[START Extracted text]
The core chapters of the Oliners’ book try to unravel and weigh the factors shaping the personality and character of rescuers, and their attitudes toward Jews. Here they also address the crucial question of what moved rescuers from concern and awareness to action. In these pages, we get some of their richest narratives and their most significant findings.
Johan, a Dutch boy of seventeen in 1941, evaded the German draft that assigned him to compulsory labor in Germany. After three months, when his hiding place with his aunt was threatened, he found refuge (through resistance connections) with a Dutch couple, Grandpa and Grandma Bakker, who were sheltering some eighty Jews on their property. He joined that community, becoming quite committed to its mission, despite its dangers. He could have found a less dangerous place to hide through underground contacts, but he made the decision to take his risks with the Bakkers and the Jews they were helping.
As the Oliners reconstructed the motivations for his commitments, they found that Johan’s values centered in patriotism, egalitarianism, and the religious examples of his grandfather and parents. He said he believed in law and order and the guarantee of freedom. He said, “The Germans robbed people of their freedom. And when they started taking the Jewish people, that really lit my fire. They took them like sheep, throwing them into trains. I couldn’t stand it any more. I really became full of hate because they took innocent people—especially when they took little kids . . . . They took innocent people and I wanted to help.”
[END Extracted text]
= Problems =
• 1. List the values that, according to the passage on the Oliners' study of rescuers, Johan's values centered in.
• 2. In the passage on the Oliners' study of rescuers, about how many Jews were Grandpa and Grandma Bakker sheltering on their property?
• 3. Write the next part of the passage on the Oliners' study of rescuers, beginning after its final sentence.
[START Dataset]
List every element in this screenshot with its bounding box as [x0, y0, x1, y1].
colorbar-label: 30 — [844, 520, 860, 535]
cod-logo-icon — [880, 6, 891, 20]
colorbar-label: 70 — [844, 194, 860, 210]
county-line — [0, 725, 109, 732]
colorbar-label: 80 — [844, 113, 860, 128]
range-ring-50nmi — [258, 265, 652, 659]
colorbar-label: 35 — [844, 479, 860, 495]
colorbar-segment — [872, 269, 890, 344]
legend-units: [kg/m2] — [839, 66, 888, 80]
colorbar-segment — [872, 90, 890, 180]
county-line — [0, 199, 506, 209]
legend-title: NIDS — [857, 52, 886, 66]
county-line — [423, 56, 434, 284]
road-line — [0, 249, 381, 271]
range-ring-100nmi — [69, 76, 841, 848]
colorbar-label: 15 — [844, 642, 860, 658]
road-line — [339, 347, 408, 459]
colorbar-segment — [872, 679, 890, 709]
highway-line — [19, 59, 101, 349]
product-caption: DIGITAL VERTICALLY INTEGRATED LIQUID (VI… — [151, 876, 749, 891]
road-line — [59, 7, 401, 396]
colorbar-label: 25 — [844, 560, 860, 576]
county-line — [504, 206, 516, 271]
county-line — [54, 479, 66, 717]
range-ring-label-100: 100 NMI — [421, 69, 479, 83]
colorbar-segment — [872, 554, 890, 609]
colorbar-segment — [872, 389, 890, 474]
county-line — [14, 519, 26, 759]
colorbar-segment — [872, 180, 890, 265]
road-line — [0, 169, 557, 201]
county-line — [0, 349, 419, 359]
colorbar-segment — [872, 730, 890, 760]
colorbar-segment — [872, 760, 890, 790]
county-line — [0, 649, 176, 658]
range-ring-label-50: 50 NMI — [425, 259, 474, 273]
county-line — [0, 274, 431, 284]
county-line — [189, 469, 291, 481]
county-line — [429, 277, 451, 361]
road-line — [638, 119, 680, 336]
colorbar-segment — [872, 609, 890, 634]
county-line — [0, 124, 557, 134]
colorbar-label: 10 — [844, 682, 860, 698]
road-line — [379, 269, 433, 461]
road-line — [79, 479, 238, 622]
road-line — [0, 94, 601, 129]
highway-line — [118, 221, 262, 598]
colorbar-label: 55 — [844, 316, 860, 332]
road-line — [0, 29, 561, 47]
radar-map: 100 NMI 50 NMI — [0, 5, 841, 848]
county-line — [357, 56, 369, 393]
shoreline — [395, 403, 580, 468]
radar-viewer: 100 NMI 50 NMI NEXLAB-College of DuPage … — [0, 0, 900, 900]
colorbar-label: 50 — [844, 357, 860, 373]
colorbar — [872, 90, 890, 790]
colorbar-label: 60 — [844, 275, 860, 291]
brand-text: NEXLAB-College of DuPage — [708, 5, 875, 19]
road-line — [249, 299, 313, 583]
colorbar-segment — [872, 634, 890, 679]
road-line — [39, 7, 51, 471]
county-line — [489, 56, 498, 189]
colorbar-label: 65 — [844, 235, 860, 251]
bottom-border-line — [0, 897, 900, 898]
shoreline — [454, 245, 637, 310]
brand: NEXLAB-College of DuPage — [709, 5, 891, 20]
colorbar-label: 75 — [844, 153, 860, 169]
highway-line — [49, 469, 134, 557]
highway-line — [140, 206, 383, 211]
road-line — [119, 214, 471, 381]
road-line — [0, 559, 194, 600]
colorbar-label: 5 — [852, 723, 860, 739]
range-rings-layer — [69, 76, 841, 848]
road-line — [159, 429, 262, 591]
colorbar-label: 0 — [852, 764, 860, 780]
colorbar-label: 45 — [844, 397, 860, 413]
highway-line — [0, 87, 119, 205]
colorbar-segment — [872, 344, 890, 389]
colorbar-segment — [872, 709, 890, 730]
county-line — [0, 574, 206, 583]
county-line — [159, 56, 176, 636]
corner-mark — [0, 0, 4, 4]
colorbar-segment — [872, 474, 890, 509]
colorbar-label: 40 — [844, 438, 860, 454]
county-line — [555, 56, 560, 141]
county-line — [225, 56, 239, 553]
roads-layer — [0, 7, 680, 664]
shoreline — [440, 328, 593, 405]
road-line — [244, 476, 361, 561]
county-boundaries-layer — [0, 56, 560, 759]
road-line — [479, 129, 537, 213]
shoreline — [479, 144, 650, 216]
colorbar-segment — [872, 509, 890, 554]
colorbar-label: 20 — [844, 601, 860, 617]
[END Dataset]
= Answers =
• 1.
- Patriotism
- Egalitarianism
- The religious examples of his grandfather and parents

• 2. Some eighty Jews.

• 3.
Johan’s parents, whom he characterized as very religious people, taught and modeled for him moral principles that impressed him deeply. His mother, he said, taught him not to regard others as inferiors. “She would never look down on people. She would always appreciate what people were worth, and it didn’t matter whether they were poor or whatever.” His father, whom he regarded as a close friend and the most important person in his life, drove home the same moral teachings:
He taught me never to forget where you came from; to always appreciate anything from anybody. He impressed on me never to forget that when you work for yourself and have people under you, don’t look down on them. Be honest and straightforward. See other people as your friends. All people are people.
Johan also reports the influence of his grandfather, a devout Christian, whom he saw as “the most religious man I knew.” The grandfather “practiced what he preached” and took an active hand in visiting the sick and finding money to help poor people.
In commenting on Johan’s ethical principles, the Oliners lift up two strands that are central to their analysis of rescuers’ behavior: “ inclusiveness —a predisposition to regard all people as equals and to apply similar standards of right and wrong to them without regard to social status or ethnicity—and attachment —a belief in the value of personal relationships and caring for the needy.”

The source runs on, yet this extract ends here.